[Chart and figure data]
-- -- --

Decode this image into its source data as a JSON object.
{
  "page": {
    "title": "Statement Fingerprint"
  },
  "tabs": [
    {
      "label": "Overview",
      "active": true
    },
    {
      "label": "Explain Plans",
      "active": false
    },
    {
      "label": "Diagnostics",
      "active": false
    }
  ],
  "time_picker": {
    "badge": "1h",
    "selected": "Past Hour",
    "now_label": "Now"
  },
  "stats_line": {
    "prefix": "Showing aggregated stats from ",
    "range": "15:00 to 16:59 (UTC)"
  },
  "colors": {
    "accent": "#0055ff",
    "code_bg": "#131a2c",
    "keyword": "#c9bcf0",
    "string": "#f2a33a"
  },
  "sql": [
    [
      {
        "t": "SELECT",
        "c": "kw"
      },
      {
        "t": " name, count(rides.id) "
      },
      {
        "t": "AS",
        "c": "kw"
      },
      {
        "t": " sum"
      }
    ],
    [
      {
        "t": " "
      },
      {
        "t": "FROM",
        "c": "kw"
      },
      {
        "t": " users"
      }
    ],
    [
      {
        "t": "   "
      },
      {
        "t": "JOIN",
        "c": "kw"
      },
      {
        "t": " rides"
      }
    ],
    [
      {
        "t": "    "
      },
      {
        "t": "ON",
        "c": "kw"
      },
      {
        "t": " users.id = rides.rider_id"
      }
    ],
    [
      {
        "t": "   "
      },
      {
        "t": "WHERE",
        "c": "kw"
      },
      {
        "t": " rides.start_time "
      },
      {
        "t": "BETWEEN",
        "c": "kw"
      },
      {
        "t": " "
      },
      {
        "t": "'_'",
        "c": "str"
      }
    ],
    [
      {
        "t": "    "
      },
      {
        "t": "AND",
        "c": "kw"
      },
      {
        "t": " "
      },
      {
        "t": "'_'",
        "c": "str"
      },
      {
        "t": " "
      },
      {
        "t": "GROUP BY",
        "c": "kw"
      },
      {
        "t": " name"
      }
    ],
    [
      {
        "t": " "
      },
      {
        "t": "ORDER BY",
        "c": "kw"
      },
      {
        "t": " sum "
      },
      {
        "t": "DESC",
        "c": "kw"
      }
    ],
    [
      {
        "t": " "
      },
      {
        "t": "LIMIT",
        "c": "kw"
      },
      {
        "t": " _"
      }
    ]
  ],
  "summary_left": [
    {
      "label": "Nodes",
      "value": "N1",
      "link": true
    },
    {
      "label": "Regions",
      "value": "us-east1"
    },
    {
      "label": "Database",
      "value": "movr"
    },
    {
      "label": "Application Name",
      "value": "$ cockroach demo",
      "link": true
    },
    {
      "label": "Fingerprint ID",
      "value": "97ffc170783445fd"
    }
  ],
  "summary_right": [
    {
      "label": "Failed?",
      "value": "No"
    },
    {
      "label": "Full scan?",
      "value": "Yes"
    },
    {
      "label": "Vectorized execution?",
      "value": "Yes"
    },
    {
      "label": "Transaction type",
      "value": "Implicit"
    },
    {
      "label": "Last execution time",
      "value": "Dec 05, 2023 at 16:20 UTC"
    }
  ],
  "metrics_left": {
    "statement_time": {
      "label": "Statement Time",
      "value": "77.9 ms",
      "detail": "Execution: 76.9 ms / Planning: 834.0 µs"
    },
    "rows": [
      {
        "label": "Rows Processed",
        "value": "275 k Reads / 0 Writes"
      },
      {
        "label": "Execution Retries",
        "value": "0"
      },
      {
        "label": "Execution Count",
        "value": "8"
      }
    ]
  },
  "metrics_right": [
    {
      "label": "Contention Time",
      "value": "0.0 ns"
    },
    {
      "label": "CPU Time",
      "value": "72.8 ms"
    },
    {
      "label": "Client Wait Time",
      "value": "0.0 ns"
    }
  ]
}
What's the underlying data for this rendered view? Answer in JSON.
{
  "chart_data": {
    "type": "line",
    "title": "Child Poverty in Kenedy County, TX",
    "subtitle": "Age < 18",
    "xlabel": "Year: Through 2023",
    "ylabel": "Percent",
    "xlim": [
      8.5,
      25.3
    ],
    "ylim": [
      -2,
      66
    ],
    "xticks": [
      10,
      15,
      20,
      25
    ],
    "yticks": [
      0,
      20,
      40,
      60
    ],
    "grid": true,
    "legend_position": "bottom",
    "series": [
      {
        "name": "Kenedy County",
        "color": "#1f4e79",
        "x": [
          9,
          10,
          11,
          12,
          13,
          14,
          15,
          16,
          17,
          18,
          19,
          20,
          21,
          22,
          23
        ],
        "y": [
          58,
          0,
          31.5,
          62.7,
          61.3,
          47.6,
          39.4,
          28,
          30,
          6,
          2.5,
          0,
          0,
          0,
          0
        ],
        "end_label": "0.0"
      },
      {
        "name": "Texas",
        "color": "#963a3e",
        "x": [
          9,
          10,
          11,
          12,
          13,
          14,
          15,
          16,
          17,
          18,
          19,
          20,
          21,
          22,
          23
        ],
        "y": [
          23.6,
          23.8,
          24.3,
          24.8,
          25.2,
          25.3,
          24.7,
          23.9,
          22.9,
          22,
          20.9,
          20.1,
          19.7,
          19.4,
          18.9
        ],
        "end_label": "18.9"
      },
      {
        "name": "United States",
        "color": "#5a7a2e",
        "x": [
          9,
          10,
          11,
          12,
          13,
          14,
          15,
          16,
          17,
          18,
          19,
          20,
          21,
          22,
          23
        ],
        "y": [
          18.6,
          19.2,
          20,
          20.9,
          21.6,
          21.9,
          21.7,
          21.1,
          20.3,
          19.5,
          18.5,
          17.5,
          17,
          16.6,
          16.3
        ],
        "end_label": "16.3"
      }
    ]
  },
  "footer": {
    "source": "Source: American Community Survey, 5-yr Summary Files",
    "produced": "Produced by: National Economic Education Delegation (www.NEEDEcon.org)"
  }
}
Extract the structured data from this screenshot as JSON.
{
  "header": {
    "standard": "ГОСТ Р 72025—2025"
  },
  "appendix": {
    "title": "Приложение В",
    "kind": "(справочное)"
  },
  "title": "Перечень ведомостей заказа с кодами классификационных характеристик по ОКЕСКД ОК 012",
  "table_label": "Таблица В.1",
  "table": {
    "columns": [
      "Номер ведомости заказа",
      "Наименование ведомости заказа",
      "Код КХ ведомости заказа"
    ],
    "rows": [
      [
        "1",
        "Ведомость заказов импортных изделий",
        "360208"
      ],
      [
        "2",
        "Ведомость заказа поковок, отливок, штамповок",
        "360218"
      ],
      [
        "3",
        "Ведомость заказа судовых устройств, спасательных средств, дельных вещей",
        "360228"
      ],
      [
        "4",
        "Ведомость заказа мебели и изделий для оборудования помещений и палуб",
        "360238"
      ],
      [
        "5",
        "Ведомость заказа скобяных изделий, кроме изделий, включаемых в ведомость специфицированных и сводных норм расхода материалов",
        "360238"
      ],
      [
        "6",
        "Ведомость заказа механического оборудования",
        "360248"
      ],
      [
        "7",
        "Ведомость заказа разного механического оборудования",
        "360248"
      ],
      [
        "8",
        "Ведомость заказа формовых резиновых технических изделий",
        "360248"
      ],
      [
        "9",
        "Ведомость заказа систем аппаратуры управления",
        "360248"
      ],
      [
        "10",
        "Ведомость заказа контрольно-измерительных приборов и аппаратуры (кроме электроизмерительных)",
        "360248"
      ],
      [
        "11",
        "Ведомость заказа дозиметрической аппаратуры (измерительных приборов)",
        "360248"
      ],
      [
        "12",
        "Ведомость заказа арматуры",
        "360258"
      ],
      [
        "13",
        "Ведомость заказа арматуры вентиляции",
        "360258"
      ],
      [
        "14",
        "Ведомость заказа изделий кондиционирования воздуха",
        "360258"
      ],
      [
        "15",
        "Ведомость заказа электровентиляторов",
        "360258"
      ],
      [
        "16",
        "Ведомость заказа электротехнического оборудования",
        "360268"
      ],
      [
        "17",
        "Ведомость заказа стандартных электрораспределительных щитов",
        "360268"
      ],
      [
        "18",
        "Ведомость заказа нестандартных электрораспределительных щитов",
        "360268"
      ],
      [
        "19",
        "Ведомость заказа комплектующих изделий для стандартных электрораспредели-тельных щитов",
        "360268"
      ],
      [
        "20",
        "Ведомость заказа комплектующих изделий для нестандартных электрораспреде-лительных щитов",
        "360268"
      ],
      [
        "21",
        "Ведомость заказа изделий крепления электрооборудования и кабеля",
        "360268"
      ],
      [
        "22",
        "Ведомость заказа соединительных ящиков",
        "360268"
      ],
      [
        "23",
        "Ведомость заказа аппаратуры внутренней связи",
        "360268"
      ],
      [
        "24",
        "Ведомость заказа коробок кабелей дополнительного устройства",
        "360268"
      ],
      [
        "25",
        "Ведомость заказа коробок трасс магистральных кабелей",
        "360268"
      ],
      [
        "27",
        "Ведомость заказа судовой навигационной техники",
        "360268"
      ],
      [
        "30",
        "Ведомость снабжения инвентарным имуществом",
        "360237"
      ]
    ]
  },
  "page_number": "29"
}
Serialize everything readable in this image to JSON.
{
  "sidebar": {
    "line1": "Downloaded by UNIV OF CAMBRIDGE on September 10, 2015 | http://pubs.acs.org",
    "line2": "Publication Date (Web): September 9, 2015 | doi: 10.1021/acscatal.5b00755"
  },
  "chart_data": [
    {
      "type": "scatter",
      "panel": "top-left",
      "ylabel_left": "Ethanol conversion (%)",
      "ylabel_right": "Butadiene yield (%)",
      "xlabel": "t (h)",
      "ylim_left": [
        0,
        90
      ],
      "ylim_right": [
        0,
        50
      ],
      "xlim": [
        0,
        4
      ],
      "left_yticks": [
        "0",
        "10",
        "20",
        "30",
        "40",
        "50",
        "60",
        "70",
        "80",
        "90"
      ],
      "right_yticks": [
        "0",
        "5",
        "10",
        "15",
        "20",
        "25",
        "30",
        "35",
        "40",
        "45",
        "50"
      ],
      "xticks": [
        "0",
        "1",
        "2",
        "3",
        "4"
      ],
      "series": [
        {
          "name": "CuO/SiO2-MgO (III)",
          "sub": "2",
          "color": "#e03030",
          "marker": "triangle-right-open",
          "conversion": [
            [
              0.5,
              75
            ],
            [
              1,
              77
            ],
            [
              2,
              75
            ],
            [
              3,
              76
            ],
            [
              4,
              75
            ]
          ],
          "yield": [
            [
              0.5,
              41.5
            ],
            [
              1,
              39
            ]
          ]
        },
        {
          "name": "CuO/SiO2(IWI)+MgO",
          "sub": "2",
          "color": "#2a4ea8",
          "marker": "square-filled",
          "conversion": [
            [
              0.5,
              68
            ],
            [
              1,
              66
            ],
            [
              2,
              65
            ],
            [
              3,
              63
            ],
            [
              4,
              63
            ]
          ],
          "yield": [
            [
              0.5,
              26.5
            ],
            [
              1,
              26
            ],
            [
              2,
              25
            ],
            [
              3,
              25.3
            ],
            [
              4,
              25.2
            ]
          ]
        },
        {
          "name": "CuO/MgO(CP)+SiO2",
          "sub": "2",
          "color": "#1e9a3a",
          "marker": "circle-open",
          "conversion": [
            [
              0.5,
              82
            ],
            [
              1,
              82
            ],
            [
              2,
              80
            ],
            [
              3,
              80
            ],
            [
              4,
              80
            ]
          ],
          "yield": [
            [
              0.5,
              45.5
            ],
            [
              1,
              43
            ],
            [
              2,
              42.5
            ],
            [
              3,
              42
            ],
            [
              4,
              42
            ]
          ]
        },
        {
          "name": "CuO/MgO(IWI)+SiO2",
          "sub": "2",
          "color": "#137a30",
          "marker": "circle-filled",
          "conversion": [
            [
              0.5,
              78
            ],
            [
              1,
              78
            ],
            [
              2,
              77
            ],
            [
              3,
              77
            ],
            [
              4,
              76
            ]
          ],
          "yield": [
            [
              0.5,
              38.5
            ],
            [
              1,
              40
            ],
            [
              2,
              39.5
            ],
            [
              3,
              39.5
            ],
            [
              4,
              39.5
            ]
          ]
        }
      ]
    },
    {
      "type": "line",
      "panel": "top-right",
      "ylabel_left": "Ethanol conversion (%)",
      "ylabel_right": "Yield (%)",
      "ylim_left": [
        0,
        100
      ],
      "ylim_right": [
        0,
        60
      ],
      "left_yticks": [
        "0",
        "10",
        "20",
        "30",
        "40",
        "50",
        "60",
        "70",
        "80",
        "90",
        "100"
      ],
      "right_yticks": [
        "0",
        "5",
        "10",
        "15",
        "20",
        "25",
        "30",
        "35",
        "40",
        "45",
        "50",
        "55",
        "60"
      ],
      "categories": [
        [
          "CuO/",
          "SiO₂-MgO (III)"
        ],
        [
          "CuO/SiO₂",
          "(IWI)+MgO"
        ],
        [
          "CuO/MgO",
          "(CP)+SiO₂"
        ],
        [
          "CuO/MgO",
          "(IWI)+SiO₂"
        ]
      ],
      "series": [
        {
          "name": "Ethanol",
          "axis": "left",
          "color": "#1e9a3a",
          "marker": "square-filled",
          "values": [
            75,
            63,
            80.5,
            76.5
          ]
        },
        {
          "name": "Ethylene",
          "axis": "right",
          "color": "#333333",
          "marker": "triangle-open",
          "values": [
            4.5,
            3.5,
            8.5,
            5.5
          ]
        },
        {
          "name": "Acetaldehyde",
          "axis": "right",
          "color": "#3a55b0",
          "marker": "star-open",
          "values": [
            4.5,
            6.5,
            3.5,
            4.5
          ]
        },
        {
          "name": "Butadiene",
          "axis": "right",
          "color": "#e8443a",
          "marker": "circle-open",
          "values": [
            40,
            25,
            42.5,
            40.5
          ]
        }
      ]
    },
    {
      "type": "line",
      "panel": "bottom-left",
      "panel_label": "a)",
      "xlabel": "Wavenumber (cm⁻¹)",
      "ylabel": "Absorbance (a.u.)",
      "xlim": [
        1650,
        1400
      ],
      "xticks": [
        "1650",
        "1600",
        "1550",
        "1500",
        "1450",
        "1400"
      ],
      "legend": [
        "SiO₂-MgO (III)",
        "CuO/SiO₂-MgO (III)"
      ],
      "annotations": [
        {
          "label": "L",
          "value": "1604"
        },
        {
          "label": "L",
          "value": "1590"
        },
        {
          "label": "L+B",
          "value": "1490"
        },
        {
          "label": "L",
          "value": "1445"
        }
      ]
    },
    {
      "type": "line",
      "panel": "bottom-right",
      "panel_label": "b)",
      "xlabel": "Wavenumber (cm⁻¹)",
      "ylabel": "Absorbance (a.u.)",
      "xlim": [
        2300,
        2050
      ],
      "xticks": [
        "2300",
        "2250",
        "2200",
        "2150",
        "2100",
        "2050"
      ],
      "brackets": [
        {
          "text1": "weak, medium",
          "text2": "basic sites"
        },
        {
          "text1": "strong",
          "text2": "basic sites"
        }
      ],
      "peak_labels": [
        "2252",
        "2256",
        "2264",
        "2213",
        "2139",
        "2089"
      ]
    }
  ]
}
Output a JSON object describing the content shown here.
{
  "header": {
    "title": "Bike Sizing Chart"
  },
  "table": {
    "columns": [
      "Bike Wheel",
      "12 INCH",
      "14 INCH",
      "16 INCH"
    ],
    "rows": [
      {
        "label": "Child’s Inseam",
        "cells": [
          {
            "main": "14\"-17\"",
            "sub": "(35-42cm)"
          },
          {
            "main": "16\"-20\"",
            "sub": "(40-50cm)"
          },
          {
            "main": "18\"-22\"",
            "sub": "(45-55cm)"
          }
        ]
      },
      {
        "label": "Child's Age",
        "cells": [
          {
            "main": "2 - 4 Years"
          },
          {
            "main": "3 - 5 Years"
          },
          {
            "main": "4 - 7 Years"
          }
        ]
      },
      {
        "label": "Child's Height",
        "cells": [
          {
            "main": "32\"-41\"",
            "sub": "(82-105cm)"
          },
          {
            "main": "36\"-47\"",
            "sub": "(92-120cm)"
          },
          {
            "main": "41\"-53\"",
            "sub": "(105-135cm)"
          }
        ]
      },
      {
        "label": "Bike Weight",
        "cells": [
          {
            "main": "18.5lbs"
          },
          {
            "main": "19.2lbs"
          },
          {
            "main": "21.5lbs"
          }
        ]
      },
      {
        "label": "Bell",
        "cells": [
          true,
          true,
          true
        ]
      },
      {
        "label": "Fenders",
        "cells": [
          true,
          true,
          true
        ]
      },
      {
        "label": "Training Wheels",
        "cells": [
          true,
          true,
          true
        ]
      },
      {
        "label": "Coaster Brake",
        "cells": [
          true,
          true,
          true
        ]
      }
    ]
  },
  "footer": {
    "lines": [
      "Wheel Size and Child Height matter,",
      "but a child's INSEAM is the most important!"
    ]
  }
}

-- -- --

TASK INSTRUCTIONS: Collect each line containing the string "щитов".

EXPECTED ANSWER:
        "Ведомость заказа стандартных электрораспределительных щитов",
        "Ведомость заказа нестандартных электрораспределительных щитов",
        "Ведомость заказа комплектующих изделий для стандартных электрораспредели-тельных щитов",
        "Ведомость заказа комплектующих изделий для нестандартных электрораспреде-лительных щитов",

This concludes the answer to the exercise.